■ MATERIAL FOR THE TASK ■
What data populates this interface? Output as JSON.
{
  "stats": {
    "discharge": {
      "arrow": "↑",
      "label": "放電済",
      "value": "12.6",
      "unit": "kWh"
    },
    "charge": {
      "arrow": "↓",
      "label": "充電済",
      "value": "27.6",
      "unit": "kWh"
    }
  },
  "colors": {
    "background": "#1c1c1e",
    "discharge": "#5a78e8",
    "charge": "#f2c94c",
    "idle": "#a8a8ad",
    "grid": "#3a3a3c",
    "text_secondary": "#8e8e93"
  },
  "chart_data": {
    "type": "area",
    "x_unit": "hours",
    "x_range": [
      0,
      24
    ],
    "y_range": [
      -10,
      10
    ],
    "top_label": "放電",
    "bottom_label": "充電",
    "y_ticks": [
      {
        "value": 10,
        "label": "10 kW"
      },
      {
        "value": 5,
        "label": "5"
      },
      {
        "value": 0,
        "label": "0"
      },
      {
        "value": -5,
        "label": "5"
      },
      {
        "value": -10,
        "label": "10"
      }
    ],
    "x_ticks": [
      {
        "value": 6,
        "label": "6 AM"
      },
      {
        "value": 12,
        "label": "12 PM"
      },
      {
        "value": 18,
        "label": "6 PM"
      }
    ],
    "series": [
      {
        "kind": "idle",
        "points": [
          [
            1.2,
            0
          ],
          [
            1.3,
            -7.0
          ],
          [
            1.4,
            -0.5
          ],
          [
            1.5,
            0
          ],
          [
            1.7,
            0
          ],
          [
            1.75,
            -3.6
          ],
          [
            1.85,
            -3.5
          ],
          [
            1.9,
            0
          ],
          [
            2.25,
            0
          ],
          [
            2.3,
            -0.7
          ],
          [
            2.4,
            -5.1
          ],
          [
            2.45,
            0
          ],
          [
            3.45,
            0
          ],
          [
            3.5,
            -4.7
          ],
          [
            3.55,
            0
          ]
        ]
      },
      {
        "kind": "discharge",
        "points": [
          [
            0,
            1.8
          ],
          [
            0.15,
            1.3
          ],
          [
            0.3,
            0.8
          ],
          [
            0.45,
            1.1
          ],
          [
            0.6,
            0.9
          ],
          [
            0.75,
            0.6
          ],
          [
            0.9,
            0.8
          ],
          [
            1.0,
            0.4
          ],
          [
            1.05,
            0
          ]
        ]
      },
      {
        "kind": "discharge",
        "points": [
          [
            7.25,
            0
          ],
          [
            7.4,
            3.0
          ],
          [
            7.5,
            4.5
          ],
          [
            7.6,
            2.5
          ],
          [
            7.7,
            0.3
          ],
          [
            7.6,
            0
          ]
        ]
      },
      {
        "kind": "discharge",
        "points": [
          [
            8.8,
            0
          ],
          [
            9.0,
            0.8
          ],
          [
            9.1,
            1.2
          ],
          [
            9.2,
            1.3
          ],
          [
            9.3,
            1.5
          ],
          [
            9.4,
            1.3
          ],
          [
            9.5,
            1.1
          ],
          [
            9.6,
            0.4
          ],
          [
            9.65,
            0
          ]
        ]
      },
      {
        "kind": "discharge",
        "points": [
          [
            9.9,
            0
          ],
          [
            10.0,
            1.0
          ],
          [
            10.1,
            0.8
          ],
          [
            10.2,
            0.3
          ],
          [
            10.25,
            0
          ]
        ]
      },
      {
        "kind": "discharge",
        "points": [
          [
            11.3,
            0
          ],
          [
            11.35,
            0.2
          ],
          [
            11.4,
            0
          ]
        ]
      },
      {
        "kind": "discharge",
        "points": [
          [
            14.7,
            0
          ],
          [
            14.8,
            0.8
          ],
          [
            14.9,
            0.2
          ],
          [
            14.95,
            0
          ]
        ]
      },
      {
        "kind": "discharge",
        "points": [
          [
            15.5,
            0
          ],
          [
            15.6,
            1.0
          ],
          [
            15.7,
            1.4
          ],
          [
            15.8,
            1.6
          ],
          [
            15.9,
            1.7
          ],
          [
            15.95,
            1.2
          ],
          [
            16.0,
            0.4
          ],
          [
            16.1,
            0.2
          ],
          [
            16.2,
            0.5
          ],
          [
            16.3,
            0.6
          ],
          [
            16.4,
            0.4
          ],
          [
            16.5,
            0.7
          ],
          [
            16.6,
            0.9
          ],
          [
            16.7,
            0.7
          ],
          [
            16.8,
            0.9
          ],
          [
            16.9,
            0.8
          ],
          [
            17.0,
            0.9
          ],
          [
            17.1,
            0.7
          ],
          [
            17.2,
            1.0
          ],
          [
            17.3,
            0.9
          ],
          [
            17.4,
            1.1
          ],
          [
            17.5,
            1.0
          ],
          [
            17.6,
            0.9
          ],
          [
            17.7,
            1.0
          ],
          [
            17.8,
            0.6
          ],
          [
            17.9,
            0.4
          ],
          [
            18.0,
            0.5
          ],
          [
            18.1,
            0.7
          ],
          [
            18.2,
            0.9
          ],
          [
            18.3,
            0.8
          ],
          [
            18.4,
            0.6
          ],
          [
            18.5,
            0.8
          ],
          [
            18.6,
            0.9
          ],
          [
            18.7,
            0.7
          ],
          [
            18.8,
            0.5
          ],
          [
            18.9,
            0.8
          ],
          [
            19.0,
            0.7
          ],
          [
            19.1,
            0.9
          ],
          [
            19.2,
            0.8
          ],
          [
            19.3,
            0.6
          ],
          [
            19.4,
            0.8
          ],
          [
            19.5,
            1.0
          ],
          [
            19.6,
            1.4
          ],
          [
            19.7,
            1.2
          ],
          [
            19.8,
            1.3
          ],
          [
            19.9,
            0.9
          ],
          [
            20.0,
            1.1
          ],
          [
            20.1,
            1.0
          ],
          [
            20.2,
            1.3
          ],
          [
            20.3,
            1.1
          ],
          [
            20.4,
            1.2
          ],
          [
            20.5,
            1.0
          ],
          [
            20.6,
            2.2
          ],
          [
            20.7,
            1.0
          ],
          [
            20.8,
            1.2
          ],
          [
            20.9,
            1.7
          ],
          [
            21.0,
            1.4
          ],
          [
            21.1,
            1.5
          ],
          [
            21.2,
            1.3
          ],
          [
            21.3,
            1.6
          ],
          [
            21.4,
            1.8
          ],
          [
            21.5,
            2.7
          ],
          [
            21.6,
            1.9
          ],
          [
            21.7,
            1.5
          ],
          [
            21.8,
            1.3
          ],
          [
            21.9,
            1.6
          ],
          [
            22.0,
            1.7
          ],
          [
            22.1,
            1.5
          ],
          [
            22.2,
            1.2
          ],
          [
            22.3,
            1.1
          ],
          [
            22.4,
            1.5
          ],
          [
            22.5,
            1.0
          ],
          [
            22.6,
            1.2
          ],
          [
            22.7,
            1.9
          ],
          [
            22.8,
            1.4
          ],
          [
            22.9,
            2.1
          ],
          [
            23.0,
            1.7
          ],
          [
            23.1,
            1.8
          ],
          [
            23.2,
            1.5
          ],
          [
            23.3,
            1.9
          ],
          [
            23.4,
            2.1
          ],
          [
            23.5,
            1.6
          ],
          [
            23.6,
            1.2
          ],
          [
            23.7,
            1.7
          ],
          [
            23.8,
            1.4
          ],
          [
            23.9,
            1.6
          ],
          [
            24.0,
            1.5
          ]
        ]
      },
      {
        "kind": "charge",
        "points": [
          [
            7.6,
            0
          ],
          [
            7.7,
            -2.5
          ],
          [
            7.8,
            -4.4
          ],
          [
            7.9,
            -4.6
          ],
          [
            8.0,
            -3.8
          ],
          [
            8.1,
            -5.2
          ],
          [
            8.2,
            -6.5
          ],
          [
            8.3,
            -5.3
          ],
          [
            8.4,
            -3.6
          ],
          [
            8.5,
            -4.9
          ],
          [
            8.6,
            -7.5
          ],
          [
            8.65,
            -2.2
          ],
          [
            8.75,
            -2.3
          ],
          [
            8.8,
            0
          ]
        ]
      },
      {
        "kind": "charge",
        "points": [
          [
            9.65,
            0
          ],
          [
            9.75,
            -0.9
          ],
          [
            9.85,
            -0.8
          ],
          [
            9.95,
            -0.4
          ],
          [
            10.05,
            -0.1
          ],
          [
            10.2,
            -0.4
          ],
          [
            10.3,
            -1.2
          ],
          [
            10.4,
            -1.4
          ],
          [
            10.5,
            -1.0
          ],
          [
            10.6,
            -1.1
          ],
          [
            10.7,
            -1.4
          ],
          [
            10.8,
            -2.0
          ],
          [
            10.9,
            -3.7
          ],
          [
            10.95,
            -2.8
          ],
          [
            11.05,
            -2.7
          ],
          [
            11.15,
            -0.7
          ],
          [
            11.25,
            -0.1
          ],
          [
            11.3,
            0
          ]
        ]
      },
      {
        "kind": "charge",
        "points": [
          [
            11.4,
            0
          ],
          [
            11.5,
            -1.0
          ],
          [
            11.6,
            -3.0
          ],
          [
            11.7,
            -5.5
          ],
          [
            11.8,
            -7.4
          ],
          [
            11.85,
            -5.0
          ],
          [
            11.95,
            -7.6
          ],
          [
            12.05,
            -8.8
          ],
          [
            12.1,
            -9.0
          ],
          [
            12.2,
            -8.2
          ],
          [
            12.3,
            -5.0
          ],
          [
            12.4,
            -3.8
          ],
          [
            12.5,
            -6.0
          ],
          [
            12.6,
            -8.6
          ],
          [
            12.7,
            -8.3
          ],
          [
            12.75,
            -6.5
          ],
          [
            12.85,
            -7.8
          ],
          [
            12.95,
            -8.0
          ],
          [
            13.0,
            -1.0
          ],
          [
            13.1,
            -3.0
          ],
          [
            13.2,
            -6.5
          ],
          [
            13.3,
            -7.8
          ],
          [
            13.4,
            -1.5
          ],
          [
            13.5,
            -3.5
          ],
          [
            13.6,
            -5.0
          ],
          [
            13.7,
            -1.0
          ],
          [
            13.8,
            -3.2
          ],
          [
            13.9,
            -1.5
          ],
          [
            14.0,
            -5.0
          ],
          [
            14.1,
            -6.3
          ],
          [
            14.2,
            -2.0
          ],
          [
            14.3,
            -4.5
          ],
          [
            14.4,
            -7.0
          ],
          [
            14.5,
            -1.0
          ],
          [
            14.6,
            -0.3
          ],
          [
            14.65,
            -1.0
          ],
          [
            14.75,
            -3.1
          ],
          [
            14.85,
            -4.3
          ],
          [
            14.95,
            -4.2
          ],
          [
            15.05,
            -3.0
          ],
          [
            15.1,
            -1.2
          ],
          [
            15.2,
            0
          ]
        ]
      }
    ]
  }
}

■ YOUR GOAL ■
Search the records above for "value". Copy each line where it is found.

■ THE ANSWER ■
      "value": "12.6",
      "value": "27.6",
        "value": 10,
        "value": 5,
        "value": 0,
        "value": -5,
        "value": -10,
        "value": 6,
        "value": 12,
        "value": 18,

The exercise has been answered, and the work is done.